Start Records provided
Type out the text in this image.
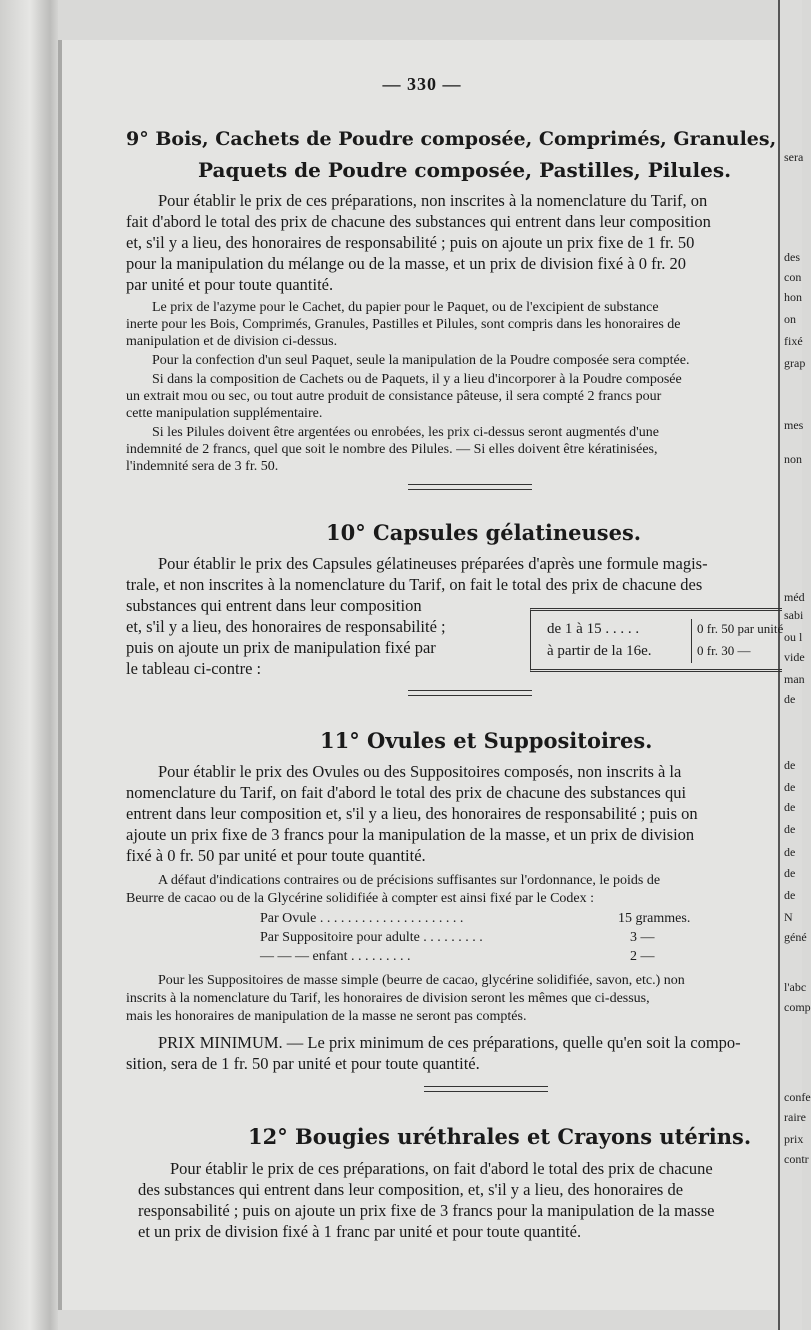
sera
des
con
hon
on
fixé
grap
mes
non
méd
sabi
ou l
vide
man
de
de
de
de
de
de
de
de
N
géné
l'abc
comp
confe
raire
prix
contr
— 330 —
9° Bois, Cachets de Poudre composée, Comprimés, Granules,
Paquets de Poudre composée, Pastilles, Pilules.

Pour établir le prix de ces préparations, non inscrites à la nomenclature du Tarif, on

fait d'abord le total des prix de chacune des substances qui entrent dans leur composition

et, s'il y a lieu, des honoraires de responsabilité ; puis on ajoute un prix fixe de 1 fr. 50

pour la manipulation du mélange ou de la masse, et un prix de division fixé à 0 fr. 20

par unité et pour toute quantité.

Le prix de l'azyme pour le Cachet, du papier pour le Paquet, ou de l'excipient de substance

inerte pour les Bois, Comprimés, Granules, Pastilles et Pilules, sont compris dans les honoraires de

manipulation et de division ci-dessus.

Pour la confection d'un seul Paquet, seule la manipulation de la Poudre composée sera comptée.

Si dans la composition de Cachets ou de Paquets, il y a lieu d'incorporer à la Poudre composée

un extrait mou ou sec, ou tout autre produit de consistance pâteuse, il sera compté 2 francs pour

cette manipulation supplémentaire.

Si les Pilules doivent être argentées ou enrobées, les prix ci-dessus seront augmentés d'une

indemnité de 2 francs, quel que soit le nombre des Pilules. — Si elles doivent être kératinisées,

l'indemnité sera de 3 fr. 50.

10° Capsules gélatineuses.

Pour établir le prix des Capsules gélatineuses préparées d'après une formule magis-

trale, et non inscrites à la nomenclature du Tarif, on fait le total des prix de chacune des

substances qui entrent dans leur composition

et, s'il y a lieu, des honoraires de responsabilité ;

puis on ajoute un prix de manipulation fixé par

le tableau ci-contre :

de 1 à 15 . . . . .	0 fr. 50 par unité
à partir de la 16e.	0 fr. 30 —
11° Ovules et Suppositoires.

Pour établir le prix des Ovules ou des Suppositoires composés, non inscrits à la

nomenclature du Tarif, on fait d'abord le total des prix de chacune des substances qui

entrent dans leur composition et, s'il y a lieu, des honoraires de responsabilité ; puis on

ajoute un prix fixe de 3 francs pour la manipulation de la masse, et un prix de division

fixé à 0 fr. 50 par unité et pour toute quantité.

A défaut d'indications contraires ou de précisions suffisantes sur l'ordonnance, le poids de

Beurre de cacao ou de la Glycérine solidifiée à compter est ainsi fixé par le Codex :

Par Ovule . . . . . . . . . . . . . . . . . . . . .	15 grammes.

Par Suppositoire pour adulte . . . . . . . . .	3 —

— — — enfant . . . . . . . . .	2 —

Pour les Suppositoires de masse simple (beurre de cacao, glycérine solidifiée, savon, etc.) non

inscrits à la nomenclature du Tarif, les honoraires de division seront les mêmes que ci-dessus,

mais les honoraires de manipulation de la masse ne seront pas comptés.

PRIX MINIMUM. — Le prix minimum de ces préparations, quelle qu'en soit la compo-

sition, sera de 1 fr. 50 par unité et pour toute quantité.

12° Bougies uréthrales et Crayons utérins.

Pour établir le prix de ces préparations, on fait d'abord le total des prix de chacune

des substances qui entrent dans leur composition, et, s'il y a lieu, des honoraires de

responsabilité ; puis on ajoute un prix fixe de 3 francs pour la manipulation de la masse

et un prix de division fixé à 1 franc par unité et pour toute quantité.
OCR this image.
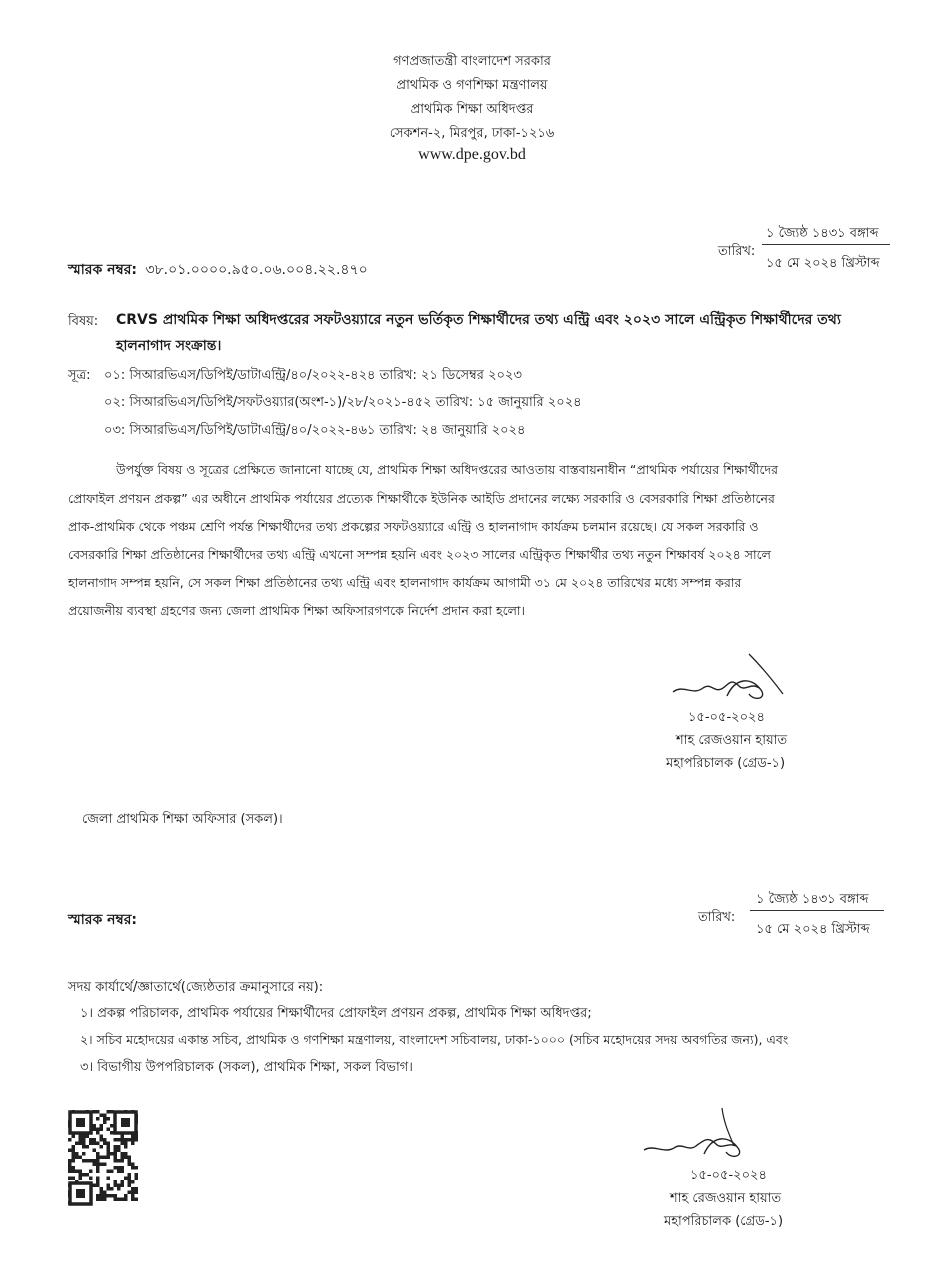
গণপ্রজাতন্ত্রী বাংলাদেশ সরকার
প্রাথমিক ও গণশিক্ষা মন্ত্রণালয়
প্রাথমিক শিক্ষা অধিদপ্তর
সেকশন-২, মিরপুর, ঢাকা-১২১৬
www.dpe.gov.bd
১ জ্যৈষ্ঠ ১৪৩১ বঙ্গাব্দ
তারিখ:
১৫ মে ২০২৪ খ্রিস্টাব্দ
স্মারক নম্বর: ৩৮.০১.০০০০.৯৫০.০৬.০০৪.২২.৪৭০
বিষয়: CRVS প্রাথমিক শিক্ষা অধিদপ্তরের সফটওয়্যারে নতুন ভর্তিকৃত শিক্ষার্থীদের তথ্য এন্ট্রি এবং ২০২৩ সালে এন্ট্রিকৃত শিক্ষার্থীদের তথ্য
হালনাগাদ সংক্রান্ত।
সূত্র: ০১: সিআরভিএস/ডিপিই/ডাটাএন্ট্রি/৪০/২০২২-৪২৪ তারিখ: ২১ ডিসেম্বর ২০২৩
০২: সিআরভিএস/ডিপিই/সফটওয়্যার(অংশ-১)/২৮/২০২১-৪৫২ তারিখ: ১৫ জানুয়ারি ২০২৪
০৩: সিআরভিএস/ডিপিই/ডাটাএন্ট্রি/৪০/২০২২-৪৬১ তারিখ: ২৪ জানুয়ারি ২০২৪
উপর্যুক্ত বিষয় ও সূত্রের প্রেক্ষিতে জানানো যাচ্ছে যে, প্রাথমিক শিক্ষা অধিদপ্তরের আওতায় বাস্তবায়নাধীন “প্রাথমিক পর্যায়ের শিক্ষার্থীদের
প্রোফাইল প্রণয়ন প্রকল্প” এর অধীনে প্রাথমিক পর্যায়ের প্রত্যেক শিক্ষার্থীকে ইউনিক আইডি প্রদানের লক্ষ্যে সরকারি ও বেসরকারি শিক্ষা প্রতিষ্ঠানের
প্রাক-প্রাথমিক থেকে পঞ্চম শ্রেণি পর্যন্ত শিক্ষার্থীদের তথ্য প্রকল্পের সফটওয়্যারে এন্ট্রি ও হালনাগাদ কার্যক্রম চলমান রয়েছে। যে সকল সরকারি ও
বেসরকারি শিক্ষা প্রতিষ্ঠানের শিক্ষার্থীদের তথ্য এন্ট্রি এখনো সম্পন্ন হয়নি এবং ২০২৩ সালের এন্ট্রিকৃত শিক্ষার্থীর তথ্য নতুন শিক্ষাবর্ষ ২০২৪ সালে
হালনাগাদ সম্পন্ন হয়নি, সে সকল শিক্ষা প্রতিষ্ঠানের তথ্য এন্ট্রি এবং হালনাগাদ কার্যক্রম আগামী ৩১ মে ২০২৪ তারিখের মধ্যে সম্পন্ন করার
প্রয়োজনীয় ব্যবস্থা গ্রহণের জন্য জেলা প্রাথমিক শিক্ষা অফিসারগণকে নির্দেশ প্রদান করা হলো।
১৫-০৫-২০২৪
শাহ রেজওয়ান হায়াত
মহাপরিচালক (গ্রেড-১)
জেলা প্রাথমিক শিক্ষা অফিসার (সকল)।
১ জ্যৈষ্ঠ ১৪৩১ বঙ্গাব্দ
তারিখ:
১৫ মে ২০২৪ খ্রিস্টাব্দ
স্মারক নম্বর:
সদয় কার্যার্থে/জ্ঞাতার্থে(জ্যেষ্ঠতার ক্রমানুসারে নয়):
১। প্রকল্প পরিচালক, প্রাথমিক পর্যায়ের শিক্ষার্থীদের প্রোফাইল প্রণয়ন প্রকল্প, প্রাথমিক শিক্ষা অধিদপ্তর;
২। সচিব মহোদয়ের একান্ত সচিব, প্রাথমিক ও গণশিক্ষা মন্ত্রণালয়, বাংলাদেশ সচিবালয়, ঢাকা-১০০০ (সচিব মহোদয়ের সদয় অবগতির জন্য), এবং
৩। বিভাগীয় উপপরিচালক (সকল), প্রাথমিক শিক্ষা, সকল বিভাগ।
১৫-০৫-২০২৪
শাহ রেজওয়ান হায়াত
মহাপরিচালক (গ্রেড-১)
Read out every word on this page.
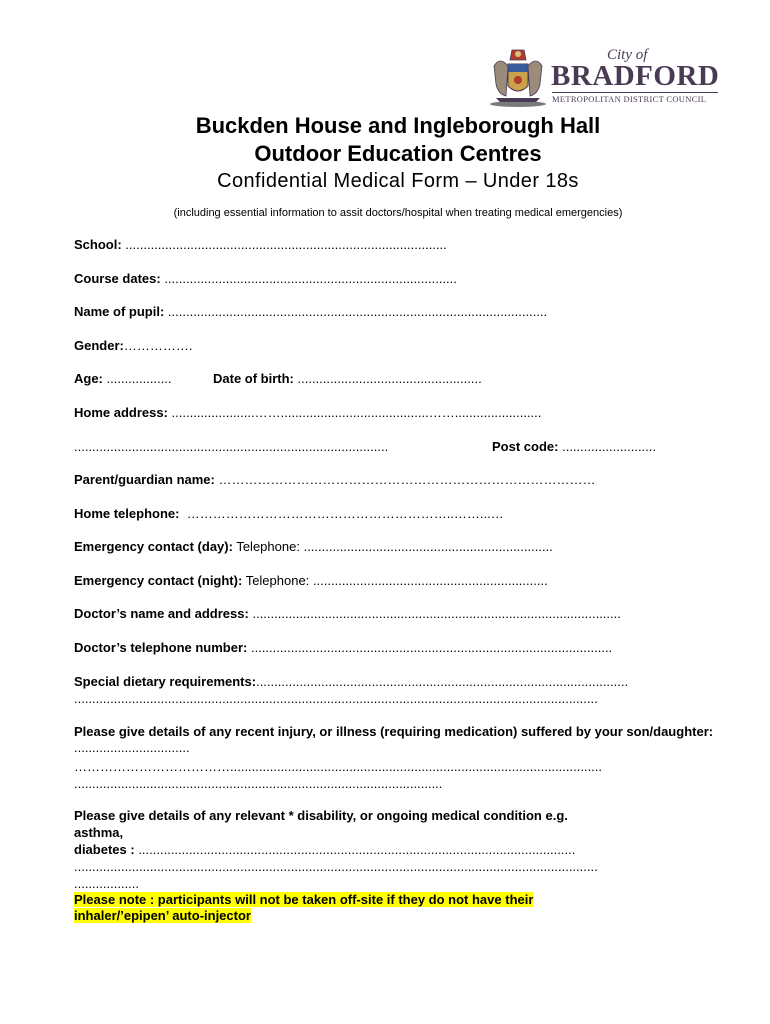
City of
BRADFORD
METROPOLITAN DISTRICT COUNCIL
Buckden House and Ingleborough Hall
Outdoor Education Centres
Confidential Medical Form – Under 18s
(including essential information to assit doctors/hospital when treating medical emergencies)
School: .........................................................................................
Course dates: .................................................................................
Name of pupil: .........................................................................................................
Gender:…………….
Age: ..................	Date of birth: ...................................................
Home address: .......................…….........................................……........................
.......................................................................................	Post code: ..........................
Parent/guardian name: ……………………………………………………………………………
Home telephone: ……………………………………………………..……...…
Emergency contact (day): Telephone: .....................................................................
Emergency contact (night): Telephone: .................................................................
Doctor’s name and address: ......................................................................................................
Doctor’s telephone number: ....................................................................................................
Special dietary requirements:.......................................................................................................
.................................................................................................................................................
Please give details of any recent injury, or illness (requiring medication) suffered by your son/daughter: ................................
……………………………….......................................................................................................
......................................................................................................
Please give details of any relevant * disability, or ongoing medical condition e.g.
asthma,
diabetes : .........................................................................................................................
.................................................................................................................................................
..................
Please note : participants will not be taken off-site if they do not have their
inhaler/’epipen’ auto-injector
End Records provided
Short task:
Gather each line in the entries above where the string "contact" is found.

Final answer:
Emergency contact (day): Telephone: .....................................................................
Emergency contact (night): Telephone: .................................................................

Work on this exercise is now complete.